ACTIVITY
Search the material and gather each line with "troon" in it.

** DATASET EXCERPTS follows **

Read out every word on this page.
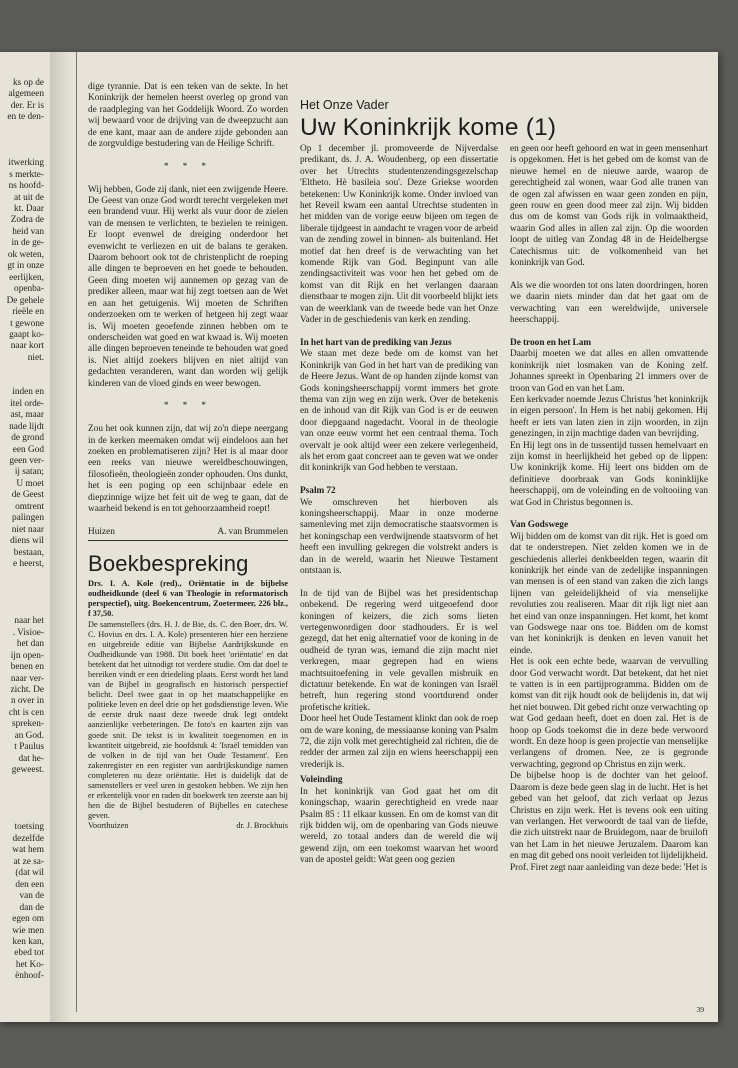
ks op de
algemeen
der. Er is
en te den-

itwerking
s merkte-
ns hoofd-
at uit de
kt. Daar
Zodra de
heid van
in de ge-
ok weten,
gt in onze
eerlijken,
openba-
De gehele
rieële en
t gewone
gaapt ko-
naar kort
niet.

inden en
itel orde-
ast, maar
nade lijdt
de grond
een God
geen ver-
ij satan;
U moet
de Geest
omtrent
palingen
niet naar
diens wil
bestaan,
e heerst,

naar het
. Visioe-
het dan
ijn open-
benen en
naar ver-
zicht. De
n over in
cht is cen
spreken-
an God.
t Paulus
dat he-
geweest.

toetsing
dezelfde
wat hem
at ze sa-
(dat wil
den een
van de
dan de
egen om
wie men
ken kan,
ebed tot
het Ko-
ënhoof-

dige tyrannie. Dat is een teken van de sekte. In het Koninkrijk der hemelen heerst overleg op grond van de raadpleging van het Goddelijk Woord. Zo worden wij bewaard voor de drijving van de dweepzucht aan de ene kant, maar aan de andere zijde gebonden aan de zorgvuldige bestudering van de Heilige Schrift.

* * *

Wij hebben, Gode zij dank, niet een zwijgende Heere. De Geest van onze God wordt terecht vergeleken met een brandend vuur. Hij werkt als vuur door de zielen van de mensen te verlichten, te bezielen te reinigen. Er loopt evenwel de dreiging onderdoor het evenwicht te verliezen en uit de balans te geraken. Daarom behoort ook tot de christenplicht de roeping alle dingen te beproeven en het goede te behouden. Geen ding moeten wij aannemen op gezag van de prediker alleen, maar wat hij zegt toetsen aan de Wet en aan het getuigenis. Wij moeten de Schriften onderzoeken om te werken of hetgeen hij zegt waar is. Wij moeten geoefende zinnen hebben om te onderscheiden wat goed en wat kwaad is. Wij moeten alle dingen beproeven teneinde te behouden wat goed is. Niet altijd zoekers blijven en niet altijd van gedachten veranderen, want dan worden wij gelijk kinderen van de vloed ginds en weer bewogen.

* * *

Zou het ook kunnen zijn, dat wij zo'n diepe neergang in de kerken meemaken omdat wij eindeloos aan het zoeken en problematiseren zijn? Het is al maar door een reeks van nieuwe wereldbeschouwingen, filosofieën, theologieën zonder ophouden. Ons dunkt, het is een poging op een schijnbaar edele en diepzinnige wijze het feit uit de weg te gaan, dat de waarheid bekend is en tot gehoorzaamheid roept!

Huizen	A. van Brummelen
Boekbespreking

Drs. I. A. Kole (red)., Oriëntatie in de bijbelse oudheidkunde (deel 6 van Theologie in reformatorisch perspectief), uitg. Boekencentrum, Zoetermeer, 226 blz., f 37,50.

De samenstellers (drs. H. J. de Bie, ds. C. den Boer, drs. W. C. Hovius en drs. I. A. Kole) presenteren hier een herziene en uitgebreide editie van Bijbelse Aardrijkskunde en Oudheidkunde van 1988. Dit boek heet 'oriëntatie' en dat betekent dat het uitnodigt tot verdere studie. Om dat doel te bereiken vindt er een driedeling plaats. Eerst wordt het land van de Bijbel in geografisch en historisch perspectief belicht. Deel twee gaat in op het maatschappelijke en politieke leven en deel drie op het godsdienstige leven. Wie de eerste druk naast deze tweede druk legt ontdekt aanzienlijke verbeteringen. De foto's en kaarten zijn van goede snit. De tekst is in kwaliteit toegenomen en in kwantiteit uitgebreid, zie hoofdstuk 4: 'Israël temidden van de volken in de tijd van het Oude Testament'. Een zakenregister en een register van aardrijkskundige namen completeren nu deze oriëntatie. Het is duidelijk dat de samenstellers er veel uren in gestoken hebben. We zijn hen er erkentelijk voor en raden dit boekwerk ten zeerste aan bij hen die de Bijbel bestuderen of Bijbelles en catechese geven.

Voorthuizen	dr. J. Brockhuis
Het Onze Vader
Uw Koninkrijk kome (1)

Op 1 december jl. promoveerde de Nijverdalse predikant, ds. J. A. Woudenberg, op een dissertatie over het Utrechts studentenzendingsgezelschap 'Eltheto. Hè basileia sou'. Deze Griekse woorden betekenen: Uw Koninkrijk kome. Onder invloed van het Reveil kwam een aantal Utrechtse studenten in het midden van de vorige eeuw bijeen om tegen de liberale tijdgeest in aandacht te vragen voor de arbeid van de zending zowel in binnen- als buitenland. Het motief dat hen dreef is de verwachting van het komende Rijk van God. Beginpunt van alle zendingsactiviteit was voor hen het gebed om de komst van dit Rijk en het verlangen daaraan dienstbaar te mogen zijn. Uit dit voorbeeld blijkt iets van de weerklank van de tweede bede van het Onze Vader in de geschiedenis van kerk en zending.

In het hart van de prediking van Jezus

We staan met deze bede om de komst van het Koninkrijk van God in het hart van de prediking van de Heere Jezus. Want de op handen zijnde komst van Gods koningsheerschappij vormt immers het grote thema van zijn weg en zijn werk. Over de betekenis en de inhoud van dit Rijk van God is er de eeuwen door diepgaand nagedacht. Vooral in de theologie van onze eeuw vormt het een centraal thema. Toch overvalt je ook altijd weer een zekere verlegenheid, als het erom gaat concreet aan te geven wat we onder dit koninkrijk van God hebben te verstaan.

Psalm 72

We omschreven het hierboven als koningsheerschappij. Maar in onze moderne samenleving met zijn democratische staatsvormen is het koningschap een verdwijnende staatsvorm of het heeft een invulling gekregen die volstrekt anders is dan in de wereld, waarin het Nieuwe Testament ontstaan is.

In de tijd van de Bijbel was het presidentschap onbekend. De regering werd uitgeoefend door koningen of keizers, die zich soms lieten vertegenwoordigen door stadhouders. Er is wel gezegd, dat het enig alternatief voor de koning in de oudheid de tyran was, iemand die zijn macht niet verkregen, maar gegrepen had en wiens machtsuitoefening in vele gevallen misbruik en dictatuur betekende. En wat de koningen van Israël betreft, hun regering stond voortdurend onder profetische kritiek.

Door heel het Oude Testament klinkt dan ook de roep om de ware koning, de messiaanse koning van Psalm 72, die zijn volk met gerechtigheid zal richten, die de redder der armen zal zijn en wiens heerschappij een vrederijk is.

Voleinding

In het koninkrijk van God gaat het om dit koningschap, waarin gerechtigheid en vrede naar Psalm 85 : 11 elkaar kussen. En om de komst van dit rijk bidden wij, om de openbaring van Gods nieuwe wereld, zo totaal anders dan de wereld die wij gewend zijn, om een toekomst waarvan het woord van de apostel geldt: Wat geen oog gezien

en geen oor heeft gehoord en wat in geen mensenhart is opgekomen. Het is het gebed om de komst van de nieuwe hemel en de nieuwe aarde, waarop de gerechtigheid zal wonen, waar God alle tranen van de ogen zal afwissen en waar geen zonden en pijn, geen rouw en geen dood meer zal zijn. Wij bidden dus om de komst van Gods rijk in volmaaktheid, waarin God alles in allen zal zijn. Op die woorden loopt de uitleg van Zondag 48 in de Heidelbergse Catechismus uit: de volkomenheid van het koninkrijk van God.

Als we die woorden tot ons laten doordringen, horen we daarin niets minder dan dat het gaat om de verwachting van een wereldwijde, universele heerschappij.

De troon en het Lam

Daarbij moeten we dat alles en allen omvattende koninkrijk niet losmaken van de Koning zelf. Johannes spreekt in Openbaring 21 immers over de troon van God en van het Lam.

Een kerkvader noemde Jezus Christus 'het koninkrijk in eigen persoon'. In Hem is het nabij gekomen. Hij heeft er iets van laten zien in zijn woorden, in zijn genezingen, in zijn machtige daden van bevrijding.

En Hij legt ons in de tussentijd tussen hemelvaart en zijn komst in heerlijkheid het gebed op de lippen: Uw koninkrijk kome. Hij leert ons bidden om de definitieve doorbraak van Gods koninklijke heerschappij, om de voleinding en de voltooiing van wat God in Christus begonnen is.

Van Godswege

Wij bidden om de komst van dit rijk. Het is goed om dat te onderstrepen. Niet zelden komen we in de geschiedenis allerlei denkbeelden tegen, waarin dit koninkrijk het einde van de zedelijke inspanningen van mensen is of een stand van zaken die zich langs lijnen van geleidelijkheid of via menselijke revoluties zou realiseren. Maar dit rijk ligt niet aan het eind van onze inspanningen. Het komt, het komt van Godswege naar ons toe. Bidden om de komst van het koninkrijk is denken en leven vanuit het einde.

Het is ook een echte bede, waarvan de vervulling door God verwacht wordt. Dat betekent, dat het niet te vatten is in een partijprogramma. Bidden om de komst van dit rijk houdt ook de belijdenis in, dat wij het niet bouwen. Dit gebed richt onze verwachting op wat God gedaan heeft, doet en doen zal. Het is de hoop op Gods toekomst die in deze bede verwoord wordt. En deze hoop is geen projectie van menselijke verlangens of dromen. Nee, ze is gegronde verwachting, gegrond op Christus en zijn werk.

De bijbelse hoop is de dochter van het geloof. Daarom is deze bede geen slag in de lucht. Het is het gebed van het geloof, dat zich verlaat op Jezus Christus en zijn werk. Het is tevens ook een uiting van verlangen. Het verwoordt de taal van de liefde, die zich uitstrekt naar de Bruidegom, naar de bruiloft van het Lam in het nieuwe Jeruzalem. Daarom kan en mag dit gebed ons nooit verleiden tot lijdelijkheid. Prof. Firet zegt naar aanleiding van deze bede: 'Het is

39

** End of DATASET EXCERPTS **

REPLY TO THE EXERCISE
De troon en het Lam
Daarbij moeten we dat alles en allen omvattende koninkrijk niet losmaken van de Koning zelf. Johannes spreekt in Openbaring 21 immers over de troon van God en van het Lam.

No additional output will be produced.